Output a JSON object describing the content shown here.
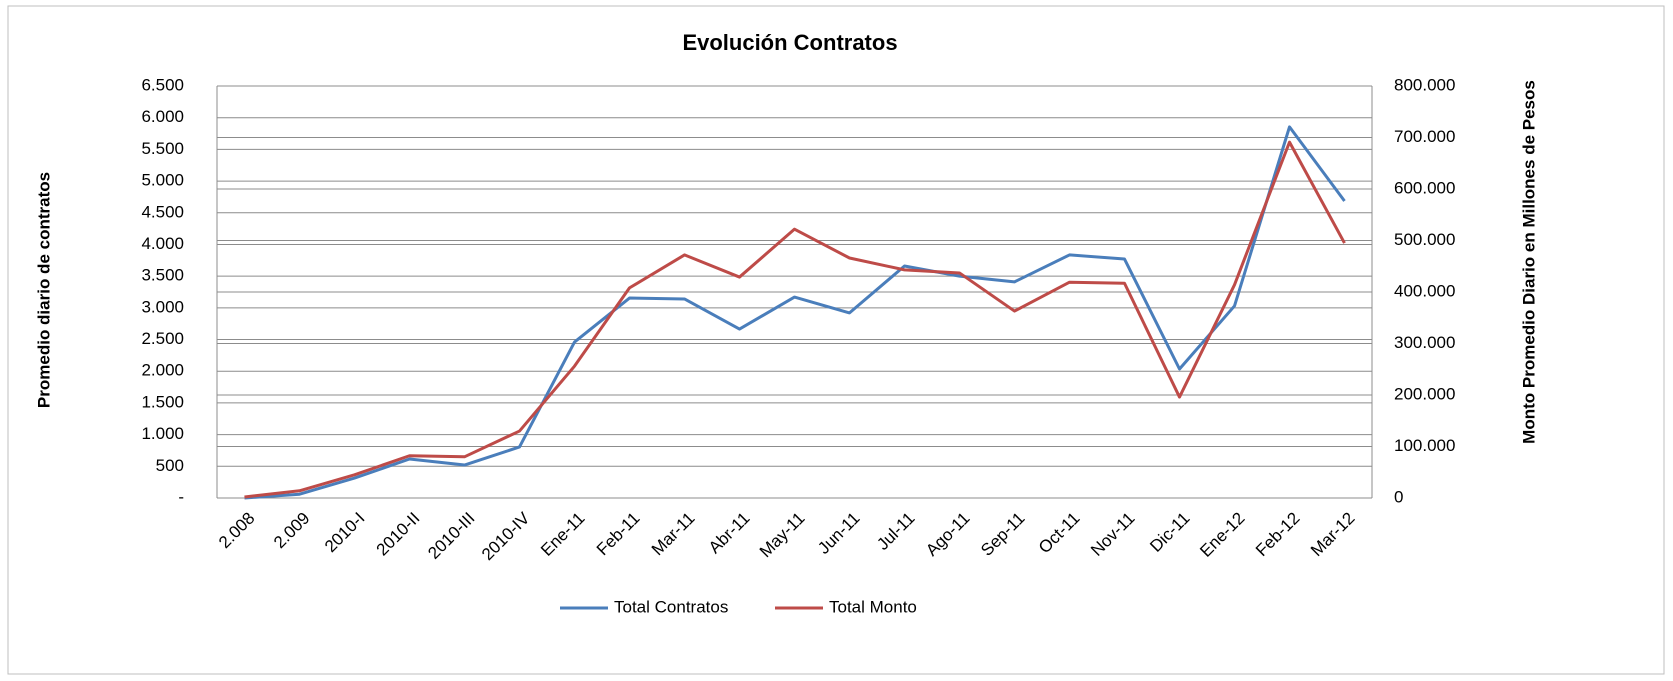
{
  "chart_data": {
    "type": "line",
    "title": "Evolución Contratos",
    "ylabel": "Promedio diario de contratos",
    "y2label": "Monto Promedio Diario en Millones de Pesos",
    "categories": [
      "2.008",
      "2.009",
      "2010-I",
      "2010-II",
      "2010-III",
      "2010-IV",
      "Ene-11",
      "Feb-11",
      "Mar-11",
      "Abr-11",
      "May-11",
      "Jun-11",
      "Jul-11",
      "Ago-11",
      "Sep-11",
      "Oct-11",
      "Nov-11",
      "Dic-11",
      "Ene-12",
      "Feb-12",
      "Mar-12"
    ],
    "series": [
      {
        "name": "Total Contratos",
        "color": "#4a7ebb",
        "axis": "y",
        "values": [
          0,
          60,
          315,
          615,
          520,
          805,
          2460,
          3155,
          3140,
          2665,
          3170,
          2920,
          3660,
          3500,
          3410,
          3835,
          3770,
          2035,
          3030,
          5855,
          4685
        ]
      },
      {
        "name": "Total Monto",
        "color": "#be4b48",
        "axis": "y2",
        "values": [
          2000,
          14000,
          45000,
          82000,
          80000,
          130000,
          256000,
          408000,
          472000,
          429000,
          522000,
          466000,
          443000,
          437000,
          363000,
          419000,
          417000,
          196000,
          414000,
          691000,
          495000
        ]
      }
    ],
    "ylim": [
      0,
      6500
    ],
    "yticks": [
      {
        "value": 0,
        "label": "-"
      },
      500,
      {
        "value": 1000,
        "label": "1.000"
      },
      {
        "value": 1500,
        "label": "1.500"
      },
      {
        "value": 2000,
        "label": "2.000"
      },
      {
        "value": 2500,
        "label": "2.500"
      },
      {
        "value": 3000,
        "label": "3.000"
      },
      {
        "value": 3500,
        "label": "3.500"
      },
      {
        "value": 4000,
        "label": "4.000"
      },
      {
        "value": 4500,
        "label": "4.500"
      },
      {
        "value": 5000,
        "label": "5.000"
      },
      {
        "value": 5500,
        "label": "5.500"
      },
      {
        "value": 6000,
        "label": "6.000"
      },
      {
        "value": 6500,
        "label": "6.500"
      }
    ],
    "y2lim": [
      0,
      800000
    ],
    "y2ticks": [
      0,
      {
        "value": 100000,
        "label": "100.000"
      },
      {
        "value": 200000,
        "label": "200.000"
      },
      {
        "value": 300000,
        "label": "300.000"
      },
      {
        "value": 400000,
        "label": "400.000"
      },
      {
        "value": 500000,
        "label": "500.000"
      },
      {
        "value": 600000,
        "label": "600.000"
      },
      {
        "value": 700000,
        "label": "700.000"
      },
      {
        "value": 800000,
        "label": "800.000"
      }
    ],
    "grid": true,
    "legend": "bottom"
  }
}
****************
*Goal*. Copy each line in the data that holds the word "Promedio".

*Result below*.
    "ylabel": "Promedio diario de contratos",
    "y2label": "Monto Promedio Diario en Millones de Pesos",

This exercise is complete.